## [DIRECTIONS]
Each entry that follows must be output without any deviation.
___ LISTED ENTRIES ___
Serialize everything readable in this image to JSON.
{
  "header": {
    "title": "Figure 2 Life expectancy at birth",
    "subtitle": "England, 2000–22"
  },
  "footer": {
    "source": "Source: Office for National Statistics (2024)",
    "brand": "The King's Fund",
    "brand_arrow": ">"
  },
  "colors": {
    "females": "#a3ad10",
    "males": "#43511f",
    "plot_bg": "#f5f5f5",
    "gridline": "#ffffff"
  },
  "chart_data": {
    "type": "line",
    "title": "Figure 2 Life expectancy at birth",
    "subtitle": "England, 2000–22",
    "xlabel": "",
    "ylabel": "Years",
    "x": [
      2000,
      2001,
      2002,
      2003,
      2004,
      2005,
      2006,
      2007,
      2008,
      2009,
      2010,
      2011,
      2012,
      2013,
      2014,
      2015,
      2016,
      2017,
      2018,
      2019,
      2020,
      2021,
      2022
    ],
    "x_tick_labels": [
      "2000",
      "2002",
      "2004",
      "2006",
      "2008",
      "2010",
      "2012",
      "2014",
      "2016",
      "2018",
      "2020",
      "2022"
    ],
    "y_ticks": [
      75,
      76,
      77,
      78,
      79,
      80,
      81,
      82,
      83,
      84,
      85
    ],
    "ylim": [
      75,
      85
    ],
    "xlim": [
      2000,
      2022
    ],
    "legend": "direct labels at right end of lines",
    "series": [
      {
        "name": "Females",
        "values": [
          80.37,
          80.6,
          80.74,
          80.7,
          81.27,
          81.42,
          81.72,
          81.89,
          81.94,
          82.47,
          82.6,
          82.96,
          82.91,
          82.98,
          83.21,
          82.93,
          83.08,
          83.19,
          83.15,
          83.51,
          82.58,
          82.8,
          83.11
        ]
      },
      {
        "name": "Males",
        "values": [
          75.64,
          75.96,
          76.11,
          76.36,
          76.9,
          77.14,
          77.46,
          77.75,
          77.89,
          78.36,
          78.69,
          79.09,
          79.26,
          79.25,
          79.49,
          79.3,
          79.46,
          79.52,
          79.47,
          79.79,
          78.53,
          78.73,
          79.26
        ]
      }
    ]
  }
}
___
## [RESPONSE TO THE TASK]
Serialize everything readable in this image to JSON.
{
  "header": {
    "title": "Figure 2 Life expectancy at birth",
    "subtitle": "England, 2000–22"
  },
  "footer": {
    "source": "Source: Office for National Statistics (2024)",
    "brand": "The King's Fund",
    "brand_arrow": ">"
  },
  "colors": {
    "females": "#a3ad10",
    "males": "#43511f",
    "plot_bg": "#f5f5f5",
    "gridline": "#ffffff"
  },
  "chart_data": {
    "type": "line",
    "title": "Figure 2 Life expectancy at birth",
    "subtitle": "England, 2000–22",
    "xlabel": "",
    "ylabel": "Years",
    "x": [
      2000,
      2001,
      2002,
      2003,
      2004,
      2005,
      2006,
      2007,
      2008,
      2009,
      2010,
      2011,
      2012,
      2013,
      2014,
      2015,
      2016,
      2017,
      2018,
      2019,
      2020,
      2021,
      2022
    ],
    "x_tick_labels": [
      "2000",
      "2002",
      "2004",
      "2006",
      "2008",
      "2010",
      "2012",
      "2014",
      "2016",
      "2018",
      "2020",
      "2022"
    ],
    "y_ticks": [
      75,
      76,
      77,
      78,
      79,
      80,
      81,
      82,
      83,
      84,
      85
    ],
    "ylim": [
      75,
      85
    ],
    "xlim": [
      2000,
      2022
    ],
    "legend": "direct labels at right end of lines",
    "series": [
      {
        "name": "Females",
        "values": [
          80.37,
          80.6,
          80.74,
          80.7,
          81.27,
          81.42,
          81.72,
          81.89,
          81.94,
          82.47,
          82.6,
          82.96,
          82.91,
          82.98,
          83.21,
          82.93,
          83.08,
          83.19,
          83.15,
          83.51,
          82.58,
          82.8,
          83.11
        ]
      },
      {
        "name": "Males",
        "values": [
          75.64,
          75.96,
          76.11,
          76.36,
          76.9,
          77.14,
          77.46,
          77.75,
          77.89,
          78.36,
          78.69,
          79.09,
          79.26,
          79.25,
          79.49,
          79.3,
          79.46,
          79.52,
          79.47,
          79.79,
          78.53,
          78.73,
          79.26
        ]
      }
    ]
  }
}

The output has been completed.